+++ Entries shown +++

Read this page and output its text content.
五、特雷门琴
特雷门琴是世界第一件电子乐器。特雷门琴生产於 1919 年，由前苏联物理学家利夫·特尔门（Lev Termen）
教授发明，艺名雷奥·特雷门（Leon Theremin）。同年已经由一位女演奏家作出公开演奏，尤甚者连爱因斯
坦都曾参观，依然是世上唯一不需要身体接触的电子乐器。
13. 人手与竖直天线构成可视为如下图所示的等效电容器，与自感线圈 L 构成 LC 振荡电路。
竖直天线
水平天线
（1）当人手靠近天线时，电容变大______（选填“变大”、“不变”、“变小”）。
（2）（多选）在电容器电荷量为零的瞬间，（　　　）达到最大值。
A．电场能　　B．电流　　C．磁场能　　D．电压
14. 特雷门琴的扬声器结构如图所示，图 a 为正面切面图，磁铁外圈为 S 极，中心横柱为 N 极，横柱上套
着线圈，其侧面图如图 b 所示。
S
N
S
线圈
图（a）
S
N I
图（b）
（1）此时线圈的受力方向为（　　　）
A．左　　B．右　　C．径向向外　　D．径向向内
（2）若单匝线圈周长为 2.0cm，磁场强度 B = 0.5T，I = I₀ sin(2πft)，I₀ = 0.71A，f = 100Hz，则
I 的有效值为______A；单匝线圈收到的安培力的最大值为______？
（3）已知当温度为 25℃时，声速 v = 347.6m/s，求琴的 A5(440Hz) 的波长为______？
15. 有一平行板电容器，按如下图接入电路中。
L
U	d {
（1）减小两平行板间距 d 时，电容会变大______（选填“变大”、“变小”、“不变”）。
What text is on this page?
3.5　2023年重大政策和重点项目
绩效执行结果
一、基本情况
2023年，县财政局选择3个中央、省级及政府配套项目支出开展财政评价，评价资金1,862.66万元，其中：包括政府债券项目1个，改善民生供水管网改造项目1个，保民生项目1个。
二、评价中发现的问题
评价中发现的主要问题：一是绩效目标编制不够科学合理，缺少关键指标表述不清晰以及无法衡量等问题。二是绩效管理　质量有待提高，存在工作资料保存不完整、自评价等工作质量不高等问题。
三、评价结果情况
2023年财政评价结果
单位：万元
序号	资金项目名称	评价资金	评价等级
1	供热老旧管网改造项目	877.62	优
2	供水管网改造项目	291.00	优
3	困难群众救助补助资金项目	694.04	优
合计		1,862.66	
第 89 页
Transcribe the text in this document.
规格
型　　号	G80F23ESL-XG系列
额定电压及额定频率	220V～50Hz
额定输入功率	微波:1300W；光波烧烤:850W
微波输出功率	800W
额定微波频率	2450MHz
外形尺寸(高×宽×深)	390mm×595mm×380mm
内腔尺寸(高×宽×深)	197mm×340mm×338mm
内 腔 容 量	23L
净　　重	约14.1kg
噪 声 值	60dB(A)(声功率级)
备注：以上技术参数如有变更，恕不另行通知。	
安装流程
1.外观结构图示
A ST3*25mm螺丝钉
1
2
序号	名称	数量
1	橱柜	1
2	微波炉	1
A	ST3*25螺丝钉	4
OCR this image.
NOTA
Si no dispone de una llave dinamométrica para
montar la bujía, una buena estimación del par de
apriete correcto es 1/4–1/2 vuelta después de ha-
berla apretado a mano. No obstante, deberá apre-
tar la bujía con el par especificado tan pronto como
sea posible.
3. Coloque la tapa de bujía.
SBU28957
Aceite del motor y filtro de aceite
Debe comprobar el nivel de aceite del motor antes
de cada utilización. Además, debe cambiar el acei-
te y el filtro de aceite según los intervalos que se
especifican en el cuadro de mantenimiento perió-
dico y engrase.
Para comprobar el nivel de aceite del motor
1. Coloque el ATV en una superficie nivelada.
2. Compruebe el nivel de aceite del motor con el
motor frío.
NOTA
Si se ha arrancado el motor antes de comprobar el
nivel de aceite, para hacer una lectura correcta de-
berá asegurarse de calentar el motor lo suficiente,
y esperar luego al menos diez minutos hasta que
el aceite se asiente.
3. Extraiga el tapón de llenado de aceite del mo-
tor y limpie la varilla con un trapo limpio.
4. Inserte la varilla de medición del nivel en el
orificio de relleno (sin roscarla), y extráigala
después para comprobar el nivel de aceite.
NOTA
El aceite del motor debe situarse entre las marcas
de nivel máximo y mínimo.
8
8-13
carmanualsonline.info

+++

**What needs to be done**
Please reproduce each record precisely as written.

**Problem solution**
Read this page and output its text content.
五、特雷门琴
特雷门琴是世界第一件电子乐器。特雷门琴生产於 1919 年，由前苏联物理学家利夫·特尔门（Lev Termen）
教授发明，艺名雷奥·特雷门（Leon Theremin）。同年已经由一位女演奏家作出公开演奏，尤甚者连爱因斯
坦都曾参观，依然是世上唯一不需要身体接触的电子乐器。
13. 人手与竖直天线构成可视为如下图所示的等效电容器，与自感线圈 L 构成 LC 振荡电路。
竖直天线
水平天线
（1）当人手靠近天线时，电容变大______（选填“变大”、“不变”、“变小”）。
（2）（多选）在电容器电荷量为零的瞬间，（　　　）达到最大值。
A．电场能　　B．电流　　C．磁场能　　D．电压
14. 特雷门琴的扬声器结构如图所示，图 a 为正面切面图，磁铁外圈为 S 极，中心横柱为 N 极，横柱上套
着线圈，其侧面图如图 b 所示。
S
N
S
线圈
图（a）
S
N I
图（b）
（1）此时线圈的受力方向为（　　　）
A．左　　B．右　　C．径向向外　　D．径向向内
（2）若单匝线圈周长为 2.0cm，磁场强度 B = 0.5T，I = I₀ sin(2πft)，I₀ = 0.71A，f = 100Hz，则
I 的有效值为______A；单匝线圈收到的安培力的最大值为______？
（3）已知当温度为 25℃时，声速 v = 347.6m/s，求琴的 A5(440Hz) 的波长为______？
15. 有一平行板电容器，按如下图接入电路中。
L
U	d {
（1）减小两平行板间距 d 时，电容会变大______（选填“变大”、“变小”、“不变”）。
What text is on this page?
3.5　2023年重大政策和重点项目
绩效执行结果
一、基本情况
2023年，县财政局选择3个中央、省级及政府配套项目支出开展财政评价，评价资金1,862.66万元，其中：包括政府债券项目1个，改善民生供水管网改造项目1个，保民生项目1个。
二、评价中发现的问题
评价中发现的主要问题：一是绩效目标编制不够科学合理，缺少关键指标表述不清晰以及无法衡量等问题。二是绩效管理　质量有待提高，存在工作资料保存不完整、自评价等工作质量不高等问题。
三、评价结果情况
2023年财政评价结果
单位：万元
序号	资金项目名称	评价资金	评价等级
1	供热老旧管网改造项目	877.62	优
2	供水管网改造项目	291.00	优
3	困难群众救助补助资金项目	694.04	优
合计		1,862.66	
第 89 页
Transcribe the text in this document.
规格
型　　号	G80F23ESL-XG系列
额定电压及额定频率	220V～50Hz
额定输入功率	微波:1300W；光波烧烤:850W
微波输出功率	800W
额定微波频率	2450MHz
外形尺寸(高×宽×深)	390mm×595mm×380mm
内腔尺寸(高×宽×深)	197mm×340mm×338mm
内 腔 容 量	23L
净　　重	约14.1kg
噪 声 值	60dB(A)(声功率级)
备注：以上技术参数如有变更，恕不另行通知。	
安装流程
1.外观结构图示
A ST3*25mm螺丝钉
1
2
序号	名称	数量
1	橱柜	1
2	微波炉	1
A	ST3*25螺丝钉	4
OCR this image.
NOTA
Si no dispone de una llave dinamométrica para
montar la bujía, una buena estimación del par de
apriete correcto es 1/4–1/2 vuelta después de ha-
berla apretado a mano. No obstante, deberá apre-
tar la bujía con el par especificado tan pronto como
sea posible.
3. Coloque la tapa de bujía.
SBU28957
Aceite del motor y filtro de aceite
Debe comprobar el nivel de aceite del motor antes
de cada utilización. Además, debe cambiar el acei-
te y el filtro de aceite según los intervalos que se
especifican en el cuadro de mantenimiento perió-
dico y engrase.
Para comprobar el nivel de aceite del motor
1. Coloque el ATV en una superficie nivelada.
2. Compruebe el nivel de aceite del motor con el
motor frío.
NOTA
Si se ha arrancado el motor antes de comprobar el
nivel de aceite, para hacer una lectura correcta de-
berá asegurarse de calentar el motor lo suficiente,
y esperar luego al menos diez minutos hasta que
el aceite se asiente.
3. Extraiga el tapón de llenado de aceite del mo-
tor y limpie la varilla con un trapo limpio.
4. Inserte la varilla de medición del nivel en el
orificio de relleno (sin roscarla), y extráigala
después para comprobar el nivel de aceite.
NOTA
El aceite del motor debe situarse entre las marcas
de nivel máximo y mínimo.
8
8-13
carmanualsonline.info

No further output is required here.